DOCUMENT SEGMENT:
3 Experiments and Discussion

3.1 Dataset Presentation

The number of scientific papers dealing with the automatic analysis of micro-expressions is rather limited. One of the reasons for it can be attributed to the lack of datasets containing real micro-expressions. Fortunately, this is beginning to change and recently a new dataset for facilitating the study on spontaneous micro-expressions spotting and recognition has been made public. This dataset, named \(\ CAS(ME)^2\) [16], is the first dataset that can be used for the study of facial micro-expressions, and offers at the same time the possibility to estimate, by video analysis, physiological parameters such as PRV. Indeed, the videos are sufficiently long and with no inter-frame compression, allowing to use RPPG techniques.

22 participants in total were filmed while watching 3 different kinds of excitation videos (disgust, anger and happiness). Each candidate was asked not to show his emotions. This was done to minimize the number of easily noticeable macro-expressions and to maximize the number of micro-expressions they would show. The dataset was originally proposed for automatic M/M-FE spotting and recognition, and while micro-expressions spotting has been getting good results [23], their recognition still presents many challenges.

\(\ CAS(ME)^2\) offers 2 kinds of annotations for M/M-FEs. The first one is done according to the facial muscle movements based on the Action Units (AU) following the Facial Action Coding System (FACS) proposed by Ekman. The second annotations are based on the self-reported emotions from the candidates. These two annotations are not in agreement for all the videos. Furthermore, in some cases, the emotional type of the elicitation video and the annotations based on AU are sometimes contradictory (some subject would show a negative facial expression in front of a happiness-inducing video). 24.05% of the facial expressions are classified as others (i.e. where related AU are not discriminative). Some subjects would also show contradictory facial expressions on the same video. These observations encouraged us to propose for the first time the use of the emotional type of elicitation videos, also called excitation videos, of \(\ CAS(ME)^2\) as our ground truth. We work under the assumption that the emotional state of the person watching a video would be equivalent to the emotion that video was made to induce. Our motivation behind this decision is to use a labeling that would be more straightforward and less inclined to cause confusion.

COLLECTED MATERIAL:
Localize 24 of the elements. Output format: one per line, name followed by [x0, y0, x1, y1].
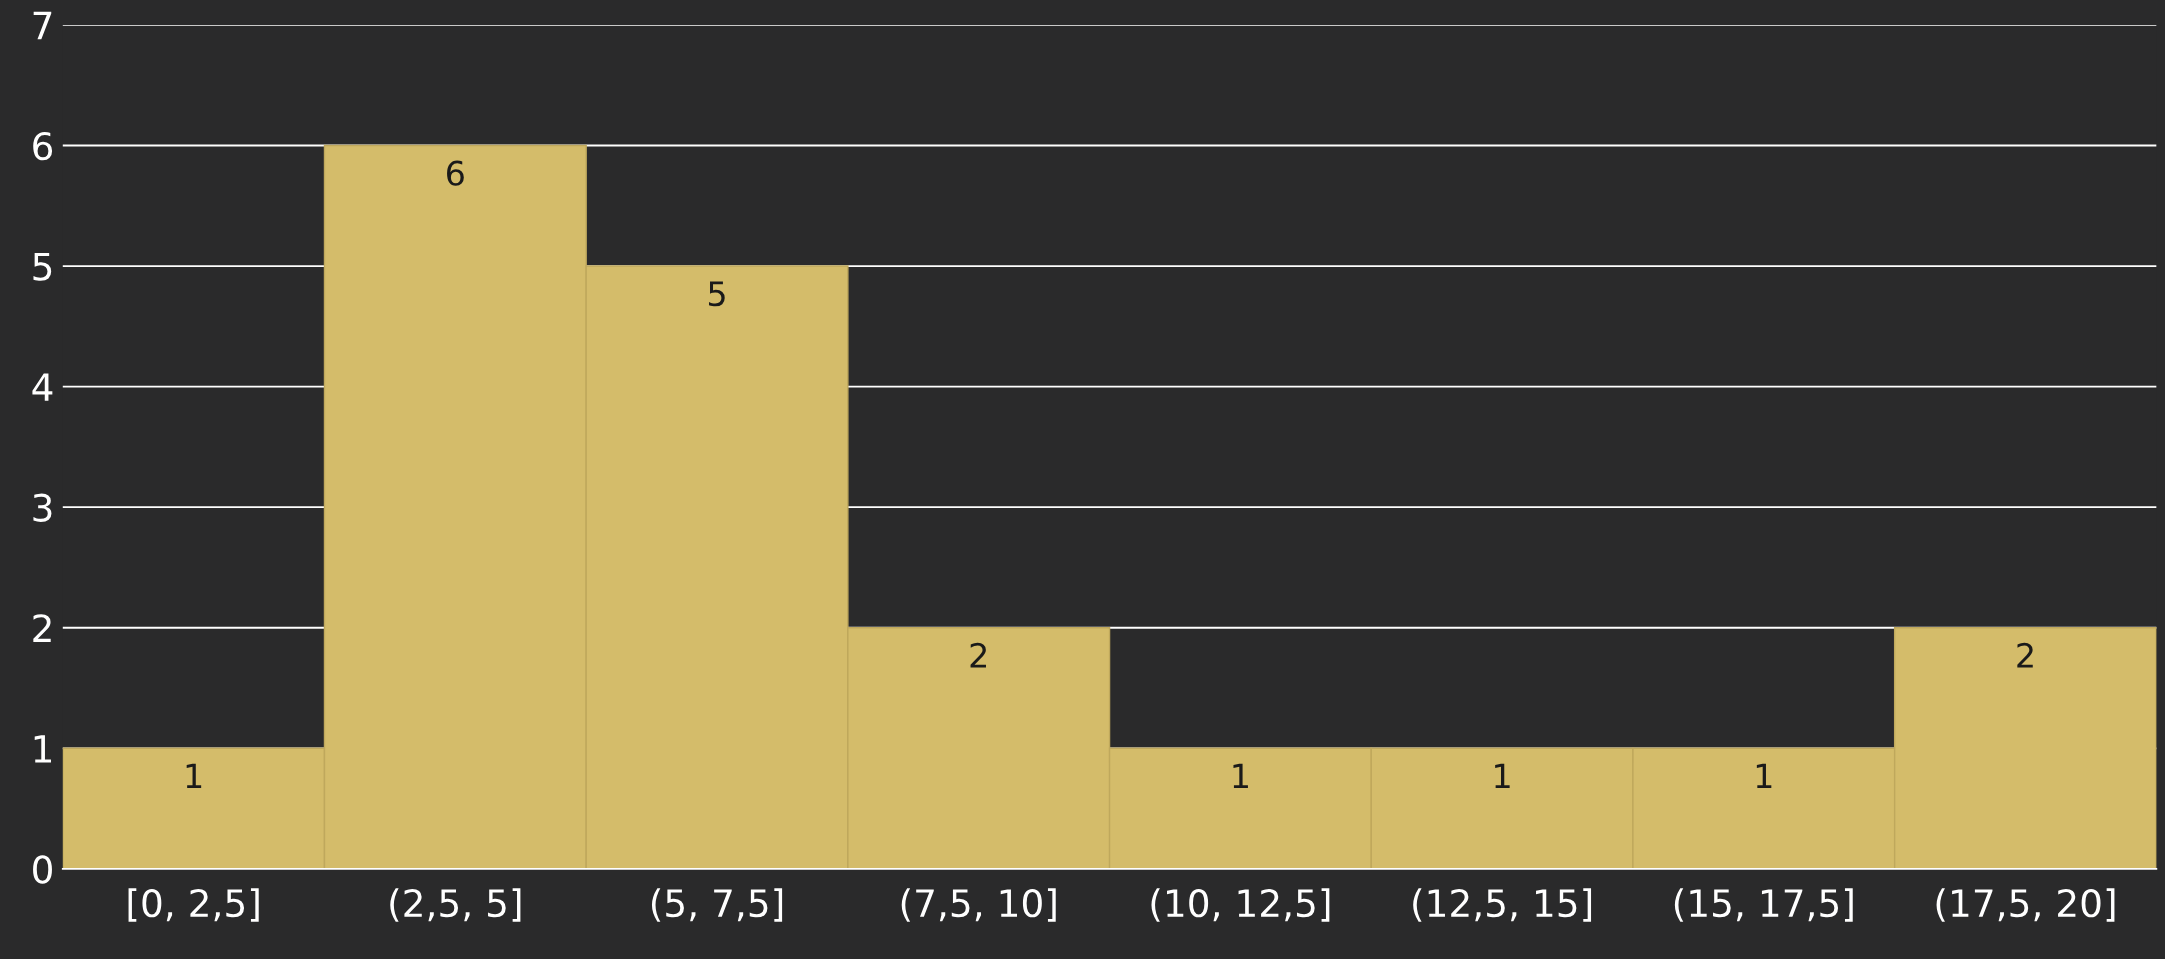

PROBLEMS TO WORK ON:
a – Summarize the dataset presentation in two sentences.
b – Continue the dataset presentation from the point where it stops.

PER-TASK ANSWERS:
a – CAS(ME)^2, in which 22 participants were filmed watching disgust, anger and happiness videos while asked not to show their emotions, is the first dataset that allows both the study of facial micro-expressions and the video-based estimation of physiological parameters such as PRV. Because its AU-based annotations and self-reported emotions do not agree for all videos and sometimes contradict the emotional type of the elicitation video, the authors use that emotional type as their ground truth.

b –
In total, the number of available videos is 62, with 14 videos provoking happiness, 24 for disgust and 24 for anger. The video length ranged from 1 min (1800 frames) to approximately 2 min and 30 s (4500 frames).

3.2 Model Validation Protocol

The modalities we concentrate on were tested on the same videos following the Leave One Subject Out (LOSO) cross-validation protocol: one subject’s data is used as a test set in each fold of the cross-validation. This is done to better reproduce actual use conditions where the encountered subjects are alien to the model when it was trained. Older studies would use k-fold cross-validation; however, this would result in a severe case of overfitting as the accuracies on the test sets would be much higher than with LOSO. This can be attributed to the fact that samples from the same subject would be present in both the training and testing sets. Considering the fact that the same subject can show the exact same expression many times (which may cause occurrences of the same expression from that subject to belong to the training and the test sets at the same time), and that some subjects can be more inclined to show a specific type of emotion more often, using the LOSO protocol seems to be the most rigorous option.

3.3 Recognition with M/M-FEs and PRV

After extracting the M/M-FEs’ features with LBP_TOP, a simple majority vote is applied on the different results of each M/M-FE in a video to get the person’s general feeling over an extended period of time. The winning class would be used to represent a person’s emotional state for the whole video.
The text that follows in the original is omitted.